= Task brief =
Copy each entry as written.
***
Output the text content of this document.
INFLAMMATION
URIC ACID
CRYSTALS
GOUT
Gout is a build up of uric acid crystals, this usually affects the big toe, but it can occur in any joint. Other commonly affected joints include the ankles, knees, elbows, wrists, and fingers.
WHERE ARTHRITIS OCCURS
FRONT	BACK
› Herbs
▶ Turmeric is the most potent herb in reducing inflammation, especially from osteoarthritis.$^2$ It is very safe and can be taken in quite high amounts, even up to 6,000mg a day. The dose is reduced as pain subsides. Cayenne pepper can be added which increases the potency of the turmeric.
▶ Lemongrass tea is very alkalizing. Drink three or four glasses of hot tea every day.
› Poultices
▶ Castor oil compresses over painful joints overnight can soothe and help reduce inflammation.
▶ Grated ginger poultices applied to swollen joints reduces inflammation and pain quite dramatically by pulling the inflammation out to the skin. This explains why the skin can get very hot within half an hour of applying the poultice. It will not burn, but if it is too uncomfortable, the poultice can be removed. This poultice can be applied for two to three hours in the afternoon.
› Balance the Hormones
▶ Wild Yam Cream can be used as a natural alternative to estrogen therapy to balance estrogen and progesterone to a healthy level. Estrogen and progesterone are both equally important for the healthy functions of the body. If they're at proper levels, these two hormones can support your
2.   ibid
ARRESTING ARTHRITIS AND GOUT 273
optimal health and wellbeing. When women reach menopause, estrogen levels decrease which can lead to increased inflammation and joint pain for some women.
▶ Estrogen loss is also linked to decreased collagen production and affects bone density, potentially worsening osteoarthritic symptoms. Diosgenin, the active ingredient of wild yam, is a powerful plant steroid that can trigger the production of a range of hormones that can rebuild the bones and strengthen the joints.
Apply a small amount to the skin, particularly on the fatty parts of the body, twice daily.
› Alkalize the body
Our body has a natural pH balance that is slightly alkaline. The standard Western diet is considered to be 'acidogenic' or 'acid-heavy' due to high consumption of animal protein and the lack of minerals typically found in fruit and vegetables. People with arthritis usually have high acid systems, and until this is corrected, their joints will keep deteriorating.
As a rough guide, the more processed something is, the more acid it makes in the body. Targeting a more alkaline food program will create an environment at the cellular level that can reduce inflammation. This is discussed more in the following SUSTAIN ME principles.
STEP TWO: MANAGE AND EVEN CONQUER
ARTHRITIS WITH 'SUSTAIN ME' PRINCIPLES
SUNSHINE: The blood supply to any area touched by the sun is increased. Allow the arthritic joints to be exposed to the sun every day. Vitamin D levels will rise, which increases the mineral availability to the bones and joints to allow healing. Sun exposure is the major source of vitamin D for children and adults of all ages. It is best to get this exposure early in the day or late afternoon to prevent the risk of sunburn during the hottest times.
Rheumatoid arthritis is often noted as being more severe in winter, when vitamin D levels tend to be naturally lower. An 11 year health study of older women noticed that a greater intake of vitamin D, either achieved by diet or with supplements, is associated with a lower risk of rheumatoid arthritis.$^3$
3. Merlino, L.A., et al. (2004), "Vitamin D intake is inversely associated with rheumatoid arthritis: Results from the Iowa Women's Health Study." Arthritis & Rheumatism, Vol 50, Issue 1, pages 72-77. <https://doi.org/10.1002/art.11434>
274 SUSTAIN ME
***
= Result =
Output the text content of this document.
INFLAMMATION
URIC ACID
CRYSTALS
GOUT
Gout is a build up of uric acid crystals, this usually affects the big toe, but it can occur in any joint. Other commonly affected joints include the ankles, knees, elbows, wrists, and fingers.
WHERE ARTHRITIS OCCURS
FRONT	BACK
› Herbs
▶ Turmeric is the most potent herb in reducing inflammation, especially from osteoarthritis.$^2$ It is very safe and can be taken in quite high amounts, even up to 6,000mg a day. The dose is reduced as pain subsides. Cayenne pepper can be added which increases the potency of the turmeric.
▶ Lemongrass tea is very alkalizing. Drink three or four glasses of hot tea every day.
› Poultices
▶ Castor oil compresses over painful joints overnight can soothe and help reduce inflammation.
▶ Grated ginger poultices applied to swollen joints reduces inflammation and pain quite dramatically by pulling the inflammation out to the skin. This explains why the skin can get very hot within half an hour of applying the poultice. It will not burn, but if it is too uncomfortable, the poultice can be removed. This poultice can be applied for two to three hours in the afternoon.
› Balance the Hormones
▶ Wild Yam Cream can be used as a natural alternative to estrogen therapy to balance estrogen and progesterone to a healthy level. Estrogen and progesterone are both equally important for the healthy functions of the body. If they're at proper levels, these two hormones can support your
2.   ibid
ARRESTING ARTHRITIS AND GOUT 273
optimal health and wellbeing. When women reach menopause, estrogen levels decrease which can lead to increased inflammation and joint pain for some women.
▶ Estrogen loss is also linked to decreased collagen production and affects bone density, potentially worsening osteoarthritic symptoms. Diosgenin, the active ingredient of wild yam, is a powerful plant steroid that can trigger the production of a range of hormones that can rebuild the bones and strengthen the joints.
Apply a small amount to the skin, particularly on the fatty parts of the body, twice daily.
› Alkalize the body
Our body has a natural pH balance that is slightly alkaline. The standard Western diet is considered to be 'acidogenic' or 'acid-heavy' due to high consumption of animal protein and the lack of minerals typically found in fruit and vegetables. People with arthritis usually have high acid systems, and until this is corrected, their joints will keep deteriorating.
As a rough guide, the more processed something is, the more acid it makes in the body. Targeting a more alkaline food program will create an environment at the cellular level that can reduce inflammation. This is discussed more in the following SUSTAIN ME principles.
STEP TWO: MANAGE AND EVEN CONQUER
ARTHRITIS WITH 'SUSTAIN ME' PRINCIPLES
SUNSHINE: The blood supply to any area touched by the sun is increased. Allow the arthritic joints to be exposed to the sun every day. Vitamin D levels will rise, which increases the mineral availability to the bones and joints to allow healing. Sun exposure is the major source of vitamin D for children and adults of all ages. It is best to get this exposure early in the day or late afternoon to prevent the risk of sunburn during the hottest times.
Rheumatoid arthritis is often noted as being more severe in winter, when vitamin D levels tend to be naturally lower. An 11 year health study of older women noticed that a greater intake of vitamin D, either achieved by diet or with supplements, is associated with a lower risk of rheumatoid arthritis.$^3$
3. Merlino, L.A., et al. (2004), "Vitamin D intake is inversely associated with rheumatoid arthritis: Results from the Iowa Women's Health Study." Arthritis & Rheumatism, Vol 50, Issue 1, pages 72-77. <https://doi.org/10.1002/art.11434>
274 SUSTAIN ME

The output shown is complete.